### SET TASK
Which lines in the records below contain the word "Precision"? Copy each one out.

### DATA ROWS

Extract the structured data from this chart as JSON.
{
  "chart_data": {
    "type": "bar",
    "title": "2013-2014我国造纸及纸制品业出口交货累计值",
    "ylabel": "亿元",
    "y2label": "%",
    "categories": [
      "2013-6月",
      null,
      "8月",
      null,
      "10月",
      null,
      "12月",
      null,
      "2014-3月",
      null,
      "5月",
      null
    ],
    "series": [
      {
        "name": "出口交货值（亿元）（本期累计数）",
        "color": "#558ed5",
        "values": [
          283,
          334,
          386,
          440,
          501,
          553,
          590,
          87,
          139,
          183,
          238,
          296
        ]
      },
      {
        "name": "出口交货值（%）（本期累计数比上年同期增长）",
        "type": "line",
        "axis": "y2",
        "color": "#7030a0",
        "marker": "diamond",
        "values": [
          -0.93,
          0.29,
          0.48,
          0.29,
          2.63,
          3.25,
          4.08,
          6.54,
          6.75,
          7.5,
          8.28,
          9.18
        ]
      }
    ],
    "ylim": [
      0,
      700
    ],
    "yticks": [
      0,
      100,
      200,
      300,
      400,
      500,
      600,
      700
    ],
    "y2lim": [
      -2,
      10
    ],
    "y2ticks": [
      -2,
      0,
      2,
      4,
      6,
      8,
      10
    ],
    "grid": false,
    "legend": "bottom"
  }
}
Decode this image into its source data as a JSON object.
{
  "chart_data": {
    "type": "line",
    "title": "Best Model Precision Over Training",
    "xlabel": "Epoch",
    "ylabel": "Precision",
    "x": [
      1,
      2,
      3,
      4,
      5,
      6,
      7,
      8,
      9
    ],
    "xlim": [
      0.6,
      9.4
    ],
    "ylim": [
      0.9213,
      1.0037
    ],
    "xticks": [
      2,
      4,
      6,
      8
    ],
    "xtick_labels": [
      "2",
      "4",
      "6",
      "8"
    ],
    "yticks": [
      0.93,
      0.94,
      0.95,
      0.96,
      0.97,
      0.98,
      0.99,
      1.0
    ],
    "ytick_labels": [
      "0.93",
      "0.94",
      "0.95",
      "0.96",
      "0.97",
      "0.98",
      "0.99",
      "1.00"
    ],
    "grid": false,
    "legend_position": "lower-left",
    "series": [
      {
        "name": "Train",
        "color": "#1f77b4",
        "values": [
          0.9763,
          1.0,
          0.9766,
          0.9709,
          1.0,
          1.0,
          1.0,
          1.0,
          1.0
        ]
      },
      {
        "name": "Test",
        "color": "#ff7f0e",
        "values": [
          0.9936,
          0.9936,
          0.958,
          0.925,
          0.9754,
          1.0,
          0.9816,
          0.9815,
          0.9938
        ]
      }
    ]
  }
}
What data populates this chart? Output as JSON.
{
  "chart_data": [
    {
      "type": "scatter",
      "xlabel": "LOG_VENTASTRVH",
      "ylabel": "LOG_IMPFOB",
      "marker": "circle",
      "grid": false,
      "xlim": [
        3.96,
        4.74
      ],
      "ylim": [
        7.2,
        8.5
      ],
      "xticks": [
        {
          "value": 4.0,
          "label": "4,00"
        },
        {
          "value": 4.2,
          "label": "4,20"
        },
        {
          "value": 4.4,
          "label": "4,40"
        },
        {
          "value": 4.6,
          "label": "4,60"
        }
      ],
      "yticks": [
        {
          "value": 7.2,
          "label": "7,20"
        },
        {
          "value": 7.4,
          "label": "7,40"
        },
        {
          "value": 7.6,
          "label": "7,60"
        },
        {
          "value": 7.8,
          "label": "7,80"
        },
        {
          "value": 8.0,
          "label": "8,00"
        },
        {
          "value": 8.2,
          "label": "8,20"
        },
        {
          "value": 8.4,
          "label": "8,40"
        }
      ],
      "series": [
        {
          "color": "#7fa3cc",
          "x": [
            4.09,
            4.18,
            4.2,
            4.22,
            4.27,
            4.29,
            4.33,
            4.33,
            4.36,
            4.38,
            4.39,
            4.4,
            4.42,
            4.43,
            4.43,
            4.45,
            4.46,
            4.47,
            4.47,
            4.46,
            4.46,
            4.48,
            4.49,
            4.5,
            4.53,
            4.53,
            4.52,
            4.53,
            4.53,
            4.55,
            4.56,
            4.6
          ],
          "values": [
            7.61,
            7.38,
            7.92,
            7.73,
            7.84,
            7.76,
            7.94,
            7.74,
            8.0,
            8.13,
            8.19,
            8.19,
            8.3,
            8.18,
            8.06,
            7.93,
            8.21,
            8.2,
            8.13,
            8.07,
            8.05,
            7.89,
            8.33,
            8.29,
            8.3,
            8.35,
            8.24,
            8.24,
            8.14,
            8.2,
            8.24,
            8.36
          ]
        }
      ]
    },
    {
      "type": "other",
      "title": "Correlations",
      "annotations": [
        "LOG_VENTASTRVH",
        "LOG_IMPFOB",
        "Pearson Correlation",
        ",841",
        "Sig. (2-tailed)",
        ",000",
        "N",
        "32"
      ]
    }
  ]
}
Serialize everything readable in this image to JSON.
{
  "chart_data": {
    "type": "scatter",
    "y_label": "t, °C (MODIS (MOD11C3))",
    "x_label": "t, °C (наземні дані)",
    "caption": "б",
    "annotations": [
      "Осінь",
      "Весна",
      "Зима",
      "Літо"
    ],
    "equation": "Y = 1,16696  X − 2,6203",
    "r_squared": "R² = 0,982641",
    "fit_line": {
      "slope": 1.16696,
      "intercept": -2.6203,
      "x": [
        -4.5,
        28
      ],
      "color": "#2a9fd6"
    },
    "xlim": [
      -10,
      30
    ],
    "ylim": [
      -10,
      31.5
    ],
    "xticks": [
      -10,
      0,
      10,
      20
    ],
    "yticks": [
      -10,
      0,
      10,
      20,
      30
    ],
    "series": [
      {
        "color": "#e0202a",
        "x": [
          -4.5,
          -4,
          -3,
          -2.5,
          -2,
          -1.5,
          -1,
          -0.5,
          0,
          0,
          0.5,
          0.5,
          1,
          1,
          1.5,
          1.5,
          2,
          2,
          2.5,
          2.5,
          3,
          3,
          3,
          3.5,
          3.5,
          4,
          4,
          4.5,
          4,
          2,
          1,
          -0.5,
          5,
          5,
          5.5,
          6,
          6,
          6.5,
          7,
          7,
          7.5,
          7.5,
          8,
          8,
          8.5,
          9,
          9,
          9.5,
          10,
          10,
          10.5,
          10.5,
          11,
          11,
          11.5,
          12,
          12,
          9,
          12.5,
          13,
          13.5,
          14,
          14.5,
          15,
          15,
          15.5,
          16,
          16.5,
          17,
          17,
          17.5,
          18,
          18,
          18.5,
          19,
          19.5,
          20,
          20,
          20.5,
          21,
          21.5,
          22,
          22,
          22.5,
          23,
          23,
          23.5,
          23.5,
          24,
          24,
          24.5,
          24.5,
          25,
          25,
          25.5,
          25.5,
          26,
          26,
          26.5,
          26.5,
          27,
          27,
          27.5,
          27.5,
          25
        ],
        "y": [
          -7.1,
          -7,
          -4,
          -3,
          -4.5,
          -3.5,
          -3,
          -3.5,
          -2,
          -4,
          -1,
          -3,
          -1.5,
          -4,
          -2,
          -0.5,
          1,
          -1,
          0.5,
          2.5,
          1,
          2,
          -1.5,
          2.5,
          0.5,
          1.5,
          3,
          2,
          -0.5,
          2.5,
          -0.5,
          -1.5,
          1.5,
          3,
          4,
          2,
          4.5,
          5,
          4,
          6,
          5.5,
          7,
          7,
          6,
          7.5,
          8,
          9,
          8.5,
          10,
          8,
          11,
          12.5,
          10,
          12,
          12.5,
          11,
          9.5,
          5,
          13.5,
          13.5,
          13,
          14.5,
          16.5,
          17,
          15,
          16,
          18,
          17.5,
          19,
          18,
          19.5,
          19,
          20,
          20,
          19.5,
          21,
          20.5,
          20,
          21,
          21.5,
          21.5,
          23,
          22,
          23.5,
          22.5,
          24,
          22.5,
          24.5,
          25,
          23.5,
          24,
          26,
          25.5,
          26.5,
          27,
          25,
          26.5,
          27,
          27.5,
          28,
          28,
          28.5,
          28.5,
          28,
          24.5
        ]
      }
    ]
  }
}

######

### FULL OUTPUT
    "title": "Best Model Precision Over Training",
    "ylabel": "Precision",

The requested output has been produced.